Data extracted from a collection
◆ ◆ ◆

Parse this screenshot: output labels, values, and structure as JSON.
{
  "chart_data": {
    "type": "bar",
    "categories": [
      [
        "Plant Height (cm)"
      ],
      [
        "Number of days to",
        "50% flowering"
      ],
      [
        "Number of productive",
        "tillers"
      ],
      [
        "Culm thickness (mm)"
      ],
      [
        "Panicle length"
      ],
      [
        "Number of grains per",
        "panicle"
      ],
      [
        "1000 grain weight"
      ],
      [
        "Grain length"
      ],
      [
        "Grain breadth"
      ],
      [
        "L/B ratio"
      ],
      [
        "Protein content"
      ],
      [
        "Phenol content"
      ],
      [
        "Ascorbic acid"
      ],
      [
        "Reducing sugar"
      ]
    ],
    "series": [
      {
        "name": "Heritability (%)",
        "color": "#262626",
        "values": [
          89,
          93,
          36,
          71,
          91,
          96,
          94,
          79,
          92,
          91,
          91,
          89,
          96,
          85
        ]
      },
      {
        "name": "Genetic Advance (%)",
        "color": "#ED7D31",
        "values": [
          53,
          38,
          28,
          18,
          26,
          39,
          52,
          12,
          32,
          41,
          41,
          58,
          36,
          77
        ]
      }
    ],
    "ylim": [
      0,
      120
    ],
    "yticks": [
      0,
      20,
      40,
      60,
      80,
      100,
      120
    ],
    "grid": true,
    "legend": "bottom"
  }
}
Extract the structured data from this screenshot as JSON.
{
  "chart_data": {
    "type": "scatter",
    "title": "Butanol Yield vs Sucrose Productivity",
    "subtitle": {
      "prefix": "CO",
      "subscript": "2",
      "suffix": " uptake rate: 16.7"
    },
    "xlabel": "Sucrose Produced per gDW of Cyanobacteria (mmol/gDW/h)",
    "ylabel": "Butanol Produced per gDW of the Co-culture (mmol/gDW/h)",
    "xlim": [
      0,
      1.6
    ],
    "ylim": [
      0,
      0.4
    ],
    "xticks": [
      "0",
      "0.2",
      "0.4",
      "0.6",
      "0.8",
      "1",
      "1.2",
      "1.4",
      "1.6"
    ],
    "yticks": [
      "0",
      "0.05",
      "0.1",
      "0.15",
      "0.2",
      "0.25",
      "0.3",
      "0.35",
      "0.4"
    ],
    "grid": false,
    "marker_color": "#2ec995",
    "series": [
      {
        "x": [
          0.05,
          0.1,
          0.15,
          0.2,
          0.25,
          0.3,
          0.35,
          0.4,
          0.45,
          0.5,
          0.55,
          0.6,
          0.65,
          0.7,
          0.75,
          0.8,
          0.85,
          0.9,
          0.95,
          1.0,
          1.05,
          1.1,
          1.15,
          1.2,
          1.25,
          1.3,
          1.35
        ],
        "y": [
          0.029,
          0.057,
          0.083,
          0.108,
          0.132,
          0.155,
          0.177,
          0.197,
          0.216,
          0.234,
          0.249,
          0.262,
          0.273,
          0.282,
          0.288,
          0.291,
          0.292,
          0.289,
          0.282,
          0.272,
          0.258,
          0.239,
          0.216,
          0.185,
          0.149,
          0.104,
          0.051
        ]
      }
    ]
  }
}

◆ ◆ ◆

- **Problem requirements**: Scan the records above. Return every line with "name" in it.

- **Response to the task**:
        "name": "Heritability (%)",
        "name": "Genetic Advance (%)",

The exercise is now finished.